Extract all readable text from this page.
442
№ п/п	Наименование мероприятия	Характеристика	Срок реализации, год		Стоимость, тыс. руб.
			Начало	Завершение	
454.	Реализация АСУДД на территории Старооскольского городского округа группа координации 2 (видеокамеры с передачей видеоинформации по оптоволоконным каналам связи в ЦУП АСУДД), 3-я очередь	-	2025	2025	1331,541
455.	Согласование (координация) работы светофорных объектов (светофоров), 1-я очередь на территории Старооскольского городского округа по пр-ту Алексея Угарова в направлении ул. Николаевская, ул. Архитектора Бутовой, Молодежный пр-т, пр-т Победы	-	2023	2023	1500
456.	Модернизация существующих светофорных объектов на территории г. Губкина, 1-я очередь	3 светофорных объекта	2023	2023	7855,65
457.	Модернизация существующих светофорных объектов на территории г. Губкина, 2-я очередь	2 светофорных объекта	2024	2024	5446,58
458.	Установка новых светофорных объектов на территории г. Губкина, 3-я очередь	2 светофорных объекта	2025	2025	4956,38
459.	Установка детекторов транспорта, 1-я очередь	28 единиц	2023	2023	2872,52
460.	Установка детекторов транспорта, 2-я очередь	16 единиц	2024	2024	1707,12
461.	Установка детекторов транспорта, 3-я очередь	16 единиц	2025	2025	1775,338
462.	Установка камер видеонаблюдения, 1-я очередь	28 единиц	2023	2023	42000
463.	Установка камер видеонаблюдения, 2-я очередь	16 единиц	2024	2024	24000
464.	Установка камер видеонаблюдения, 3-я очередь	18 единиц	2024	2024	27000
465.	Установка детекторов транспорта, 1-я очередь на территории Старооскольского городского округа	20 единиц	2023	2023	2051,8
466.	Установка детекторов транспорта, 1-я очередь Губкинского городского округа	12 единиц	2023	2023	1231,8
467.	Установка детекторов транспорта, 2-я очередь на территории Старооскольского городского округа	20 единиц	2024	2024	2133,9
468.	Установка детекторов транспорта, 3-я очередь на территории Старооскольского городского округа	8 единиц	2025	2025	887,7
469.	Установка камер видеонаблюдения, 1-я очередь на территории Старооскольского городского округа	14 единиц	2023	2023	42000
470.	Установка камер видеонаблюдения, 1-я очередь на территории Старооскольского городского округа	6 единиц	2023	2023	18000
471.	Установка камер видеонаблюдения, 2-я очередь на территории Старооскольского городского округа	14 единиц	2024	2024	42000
◆ ◆ ◆ ◆ ◆ ◆ ◆
## What you have to do
Extract, word for word, each line of the listing above.

## Correct output
Extract all readable text from this page.
442
№ п/п	Наименование мероприятия	Характеристика	Срок реализации, год		Стоимость, тыс. руб.
			Начало	Завершение	
454.	Реализация АСУДД на территории Старооскольского городского округа группа координации 2 (видеокамеры с передачей видеоинформации по оптоволоконным каналам связи в ЦУП АСУДД), 3-я очередь	-	2025	2025	1331,541
455.	Согласование (координация) работы светофорных объектов (светофоров), 1-я очередь на территории Старооскольского городского округа по пр-ту Алексея Угарова в направлении ул. Николаевская, ул. Архитектора Бутовой, Молодежный пр-т, пр-т Победы	-	2023	2023	1500
456.	Модернизация существующих светофорных объектов на территории г. Губкина, 1-я очередь	3 светофорных объекта	2023	2023	7855,65
457.	Модернизация существующих светофорных объектов на территории г. Губкина, 2-я очередь	2 светофорных объекта	2024	2024	5446,58
458.	Установка новых светофорных объектов на территории г. Губкина, 3-я очередь	2 светофорных объекта	2025	2025	4956,38
459.	Установка детекторов транспорта, 1-я очередь	28 единиц	2023	2023	2872,52
460.	Установка детекторов транспорта, 2-я очередь	16 единиц	2024	2024	1707,12
461.	Установка детекторов транспорта, 3-я очередь	16 единиц	2025	2025	1775,338
462.	Установка камер видеонаблюдения, 1-я очередь	28 единиц	2023	2023	42000
463.	Установка камер видеонаблюдения, 2-я очередь	16 единиц	2024	2024	24000
464.	Установка камер видеонаблюдения, 3-я очередь	18 единиц	2024	2024	27000
465.	Установка детекторов транспорта, 1-я очередь на территории Старооскольского городского округа	20 единиц	2023	2023	2051,8
466.	Установка детекторов транспорта, 1-я очередь Губкинского городского округа	12 единиц	2023	2023	1231,8
467.	Установка детекторов транспорта, 2-я очередь на территории Старооскольского городского округа	20 единиц	2024	2024	2133,9
468.	Установка детекторов транспорта, 3-я очередь на территории Старооскольского городского округа	8 единиц	2025	2025	887,7
469.	Установка камер видеонаблюдения, 1-я очередь на территории Старооскольского городского округа	14 единиц	2023	2023	42000
470.	Установка камер видеонаблюдения, 1-я очередь на территории Старооскольского городского округа	6 единиц	2023	2023	18000
471.	Установка камер видеонаблюдения, 2-я очередь на территории Старооскольского городского округа	14 единиц	2024	2024	42000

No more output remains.